Extracted data START

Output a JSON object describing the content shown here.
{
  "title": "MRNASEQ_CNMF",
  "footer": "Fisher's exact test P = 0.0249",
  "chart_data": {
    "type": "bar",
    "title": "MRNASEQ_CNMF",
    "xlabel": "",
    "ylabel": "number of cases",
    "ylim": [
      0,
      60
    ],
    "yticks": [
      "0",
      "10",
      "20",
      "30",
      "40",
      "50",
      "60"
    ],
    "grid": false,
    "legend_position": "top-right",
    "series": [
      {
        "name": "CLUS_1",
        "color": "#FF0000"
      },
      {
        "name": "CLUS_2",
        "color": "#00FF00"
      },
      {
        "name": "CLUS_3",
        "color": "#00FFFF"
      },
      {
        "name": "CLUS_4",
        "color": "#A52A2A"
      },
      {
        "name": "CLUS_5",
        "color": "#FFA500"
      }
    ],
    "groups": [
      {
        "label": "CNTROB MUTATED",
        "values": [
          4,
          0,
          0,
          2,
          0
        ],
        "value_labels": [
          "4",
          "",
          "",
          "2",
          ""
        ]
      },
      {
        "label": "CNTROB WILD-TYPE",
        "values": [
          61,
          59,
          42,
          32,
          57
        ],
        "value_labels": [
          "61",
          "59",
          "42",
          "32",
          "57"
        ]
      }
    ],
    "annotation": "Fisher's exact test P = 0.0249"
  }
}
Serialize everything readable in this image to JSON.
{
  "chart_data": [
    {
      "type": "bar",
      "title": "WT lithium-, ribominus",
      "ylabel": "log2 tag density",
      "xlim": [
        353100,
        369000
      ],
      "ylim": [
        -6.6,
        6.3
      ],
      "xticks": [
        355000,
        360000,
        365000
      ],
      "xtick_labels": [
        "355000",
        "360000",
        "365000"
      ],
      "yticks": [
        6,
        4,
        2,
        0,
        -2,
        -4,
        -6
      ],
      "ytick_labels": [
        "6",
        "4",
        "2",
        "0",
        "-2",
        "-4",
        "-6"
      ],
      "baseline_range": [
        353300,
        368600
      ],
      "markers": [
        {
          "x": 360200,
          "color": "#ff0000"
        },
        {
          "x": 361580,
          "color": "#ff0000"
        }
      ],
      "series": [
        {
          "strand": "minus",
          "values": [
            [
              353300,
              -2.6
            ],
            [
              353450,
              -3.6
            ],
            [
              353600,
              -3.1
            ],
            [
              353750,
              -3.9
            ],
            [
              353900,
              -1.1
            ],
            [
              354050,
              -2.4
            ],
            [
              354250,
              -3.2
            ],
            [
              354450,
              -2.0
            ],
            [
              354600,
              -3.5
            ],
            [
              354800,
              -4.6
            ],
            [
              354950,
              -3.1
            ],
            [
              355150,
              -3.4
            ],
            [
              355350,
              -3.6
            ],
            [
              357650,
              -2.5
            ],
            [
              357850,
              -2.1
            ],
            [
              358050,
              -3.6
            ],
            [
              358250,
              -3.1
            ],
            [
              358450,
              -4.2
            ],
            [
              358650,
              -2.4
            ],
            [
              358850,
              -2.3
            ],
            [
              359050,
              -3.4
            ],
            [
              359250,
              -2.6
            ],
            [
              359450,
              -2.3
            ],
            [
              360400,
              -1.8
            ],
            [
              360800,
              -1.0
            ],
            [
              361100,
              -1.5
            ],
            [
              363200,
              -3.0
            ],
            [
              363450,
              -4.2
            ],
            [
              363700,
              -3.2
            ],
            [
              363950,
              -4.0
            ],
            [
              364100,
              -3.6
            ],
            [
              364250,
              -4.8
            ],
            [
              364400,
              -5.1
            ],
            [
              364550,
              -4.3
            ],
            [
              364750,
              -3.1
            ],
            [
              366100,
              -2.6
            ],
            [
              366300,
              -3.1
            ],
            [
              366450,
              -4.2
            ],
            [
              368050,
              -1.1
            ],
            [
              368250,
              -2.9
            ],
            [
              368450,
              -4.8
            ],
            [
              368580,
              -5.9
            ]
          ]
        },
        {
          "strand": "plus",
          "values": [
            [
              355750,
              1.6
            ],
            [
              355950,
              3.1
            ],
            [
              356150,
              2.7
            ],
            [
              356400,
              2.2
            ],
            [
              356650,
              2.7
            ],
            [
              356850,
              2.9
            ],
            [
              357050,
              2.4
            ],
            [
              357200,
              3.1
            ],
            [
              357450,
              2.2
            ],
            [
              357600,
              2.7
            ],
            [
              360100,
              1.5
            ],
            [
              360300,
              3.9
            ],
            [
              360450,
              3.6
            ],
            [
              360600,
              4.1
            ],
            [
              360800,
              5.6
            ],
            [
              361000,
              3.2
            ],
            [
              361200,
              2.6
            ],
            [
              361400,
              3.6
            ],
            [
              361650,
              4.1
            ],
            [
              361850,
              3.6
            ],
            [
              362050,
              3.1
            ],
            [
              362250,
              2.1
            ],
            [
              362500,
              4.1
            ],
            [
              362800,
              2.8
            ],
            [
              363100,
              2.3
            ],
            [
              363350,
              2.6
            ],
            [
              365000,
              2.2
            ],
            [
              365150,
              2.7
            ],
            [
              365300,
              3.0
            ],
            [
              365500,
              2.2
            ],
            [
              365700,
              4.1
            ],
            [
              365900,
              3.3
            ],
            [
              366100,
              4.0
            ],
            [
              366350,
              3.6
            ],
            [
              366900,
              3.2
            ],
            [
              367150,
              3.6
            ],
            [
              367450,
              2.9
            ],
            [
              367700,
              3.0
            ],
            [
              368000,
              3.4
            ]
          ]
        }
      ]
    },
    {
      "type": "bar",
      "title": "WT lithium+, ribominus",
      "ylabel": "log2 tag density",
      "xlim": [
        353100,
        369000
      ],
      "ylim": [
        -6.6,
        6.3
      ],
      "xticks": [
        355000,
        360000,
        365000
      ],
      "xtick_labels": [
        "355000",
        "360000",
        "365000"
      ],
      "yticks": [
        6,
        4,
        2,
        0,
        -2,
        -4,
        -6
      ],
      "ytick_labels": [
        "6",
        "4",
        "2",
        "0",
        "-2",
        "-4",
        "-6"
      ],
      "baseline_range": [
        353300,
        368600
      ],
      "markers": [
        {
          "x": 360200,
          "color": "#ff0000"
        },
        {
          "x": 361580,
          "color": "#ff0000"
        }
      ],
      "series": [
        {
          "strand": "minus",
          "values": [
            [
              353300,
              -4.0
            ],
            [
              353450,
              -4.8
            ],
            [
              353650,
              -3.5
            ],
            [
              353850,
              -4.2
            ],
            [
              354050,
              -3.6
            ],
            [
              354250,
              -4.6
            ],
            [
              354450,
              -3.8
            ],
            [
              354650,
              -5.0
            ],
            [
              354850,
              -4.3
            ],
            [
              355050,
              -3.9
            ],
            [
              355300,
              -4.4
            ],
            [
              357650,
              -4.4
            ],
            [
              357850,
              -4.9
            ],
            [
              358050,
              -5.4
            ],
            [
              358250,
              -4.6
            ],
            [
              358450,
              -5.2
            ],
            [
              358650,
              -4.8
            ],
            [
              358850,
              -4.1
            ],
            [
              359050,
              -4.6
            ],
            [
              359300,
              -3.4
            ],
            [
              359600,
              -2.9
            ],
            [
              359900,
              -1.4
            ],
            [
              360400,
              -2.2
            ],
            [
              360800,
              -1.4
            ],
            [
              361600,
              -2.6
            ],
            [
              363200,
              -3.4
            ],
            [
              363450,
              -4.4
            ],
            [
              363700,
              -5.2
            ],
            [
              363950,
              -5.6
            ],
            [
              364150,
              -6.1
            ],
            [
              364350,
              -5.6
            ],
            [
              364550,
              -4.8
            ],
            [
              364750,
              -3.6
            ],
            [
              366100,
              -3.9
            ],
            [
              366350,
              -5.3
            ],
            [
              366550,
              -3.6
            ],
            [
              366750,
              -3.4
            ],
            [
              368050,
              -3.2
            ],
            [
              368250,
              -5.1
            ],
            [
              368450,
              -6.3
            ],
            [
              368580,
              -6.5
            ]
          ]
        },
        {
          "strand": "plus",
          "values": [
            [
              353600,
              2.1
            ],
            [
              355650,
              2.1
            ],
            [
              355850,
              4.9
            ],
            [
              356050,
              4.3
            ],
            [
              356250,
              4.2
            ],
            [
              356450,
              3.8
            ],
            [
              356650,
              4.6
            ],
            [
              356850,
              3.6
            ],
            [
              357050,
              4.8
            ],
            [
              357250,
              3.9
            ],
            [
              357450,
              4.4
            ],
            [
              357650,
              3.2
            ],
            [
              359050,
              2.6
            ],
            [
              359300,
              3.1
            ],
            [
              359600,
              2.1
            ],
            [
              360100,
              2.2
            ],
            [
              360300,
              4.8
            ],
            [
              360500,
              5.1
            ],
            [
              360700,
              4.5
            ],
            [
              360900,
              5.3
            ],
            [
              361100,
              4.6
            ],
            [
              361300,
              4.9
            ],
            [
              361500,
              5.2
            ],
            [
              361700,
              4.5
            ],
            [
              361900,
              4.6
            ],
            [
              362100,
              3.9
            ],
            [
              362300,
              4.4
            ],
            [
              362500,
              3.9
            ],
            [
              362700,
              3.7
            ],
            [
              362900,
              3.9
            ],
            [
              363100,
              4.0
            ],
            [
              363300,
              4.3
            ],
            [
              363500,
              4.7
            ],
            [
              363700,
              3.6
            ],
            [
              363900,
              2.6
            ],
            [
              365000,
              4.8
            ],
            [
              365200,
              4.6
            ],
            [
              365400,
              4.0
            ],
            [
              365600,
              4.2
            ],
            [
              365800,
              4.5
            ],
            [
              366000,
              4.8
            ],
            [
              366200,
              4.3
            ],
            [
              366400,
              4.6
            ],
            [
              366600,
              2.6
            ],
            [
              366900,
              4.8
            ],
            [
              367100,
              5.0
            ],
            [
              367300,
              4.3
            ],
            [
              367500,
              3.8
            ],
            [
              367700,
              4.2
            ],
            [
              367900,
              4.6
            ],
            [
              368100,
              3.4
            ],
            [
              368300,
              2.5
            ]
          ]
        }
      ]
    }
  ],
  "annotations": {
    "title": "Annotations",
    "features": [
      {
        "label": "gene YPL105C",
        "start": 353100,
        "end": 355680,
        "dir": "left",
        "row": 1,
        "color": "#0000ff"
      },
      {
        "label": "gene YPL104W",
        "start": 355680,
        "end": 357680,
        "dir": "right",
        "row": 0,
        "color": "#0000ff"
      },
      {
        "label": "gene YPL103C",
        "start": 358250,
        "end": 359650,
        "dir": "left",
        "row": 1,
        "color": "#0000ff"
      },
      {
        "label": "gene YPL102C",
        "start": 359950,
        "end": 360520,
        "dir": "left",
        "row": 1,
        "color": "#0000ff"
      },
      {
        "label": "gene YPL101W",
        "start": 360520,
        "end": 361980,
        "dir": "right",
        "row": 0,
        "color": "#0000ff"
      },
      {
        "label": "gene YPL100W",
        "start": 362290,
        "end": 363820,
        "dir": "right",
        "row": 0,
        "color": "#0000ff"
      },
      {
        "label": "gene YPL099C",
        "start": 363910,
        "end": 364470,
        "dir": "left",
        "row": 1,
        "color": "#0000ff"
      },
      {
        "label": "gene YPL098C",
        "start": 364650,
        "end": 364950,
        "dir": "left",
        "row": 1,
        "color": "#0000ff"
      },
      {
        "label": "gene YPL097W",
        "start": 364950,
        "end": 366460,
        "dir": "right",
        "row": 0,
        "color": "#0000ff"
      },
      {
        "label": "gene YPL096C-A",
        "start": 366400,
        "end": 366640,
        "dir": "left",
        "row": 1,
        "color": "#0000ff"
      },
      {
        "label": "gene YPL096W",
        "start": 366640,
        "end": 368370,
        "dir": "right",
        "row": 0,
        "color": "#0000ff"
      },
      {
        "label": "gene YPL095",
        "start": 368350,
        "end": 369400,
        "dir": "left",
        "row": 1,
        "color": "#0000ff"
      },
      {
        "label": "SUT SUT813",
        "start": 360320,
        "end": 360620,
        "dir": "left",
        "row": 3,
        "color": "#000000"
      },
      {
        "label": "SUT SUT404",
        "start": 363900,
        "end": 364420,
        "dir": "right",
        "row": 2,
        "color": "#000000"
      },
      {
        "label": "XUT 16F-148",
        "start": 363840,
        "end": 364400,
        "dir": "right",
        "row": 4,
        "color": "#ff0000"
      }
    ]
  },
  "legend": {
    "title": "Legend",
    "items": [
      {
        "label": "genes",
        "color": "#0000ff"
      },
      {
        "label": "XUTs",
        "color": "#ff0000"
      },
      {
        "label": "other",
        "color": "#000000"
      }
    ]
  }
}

Extracted data END

→ Required action
Where a line of the records above holds the word "ribominus", copy that line.

→ Task output
      "title": "WT lithium-, ribominus",
      "title": "WT lithium+, ribominus",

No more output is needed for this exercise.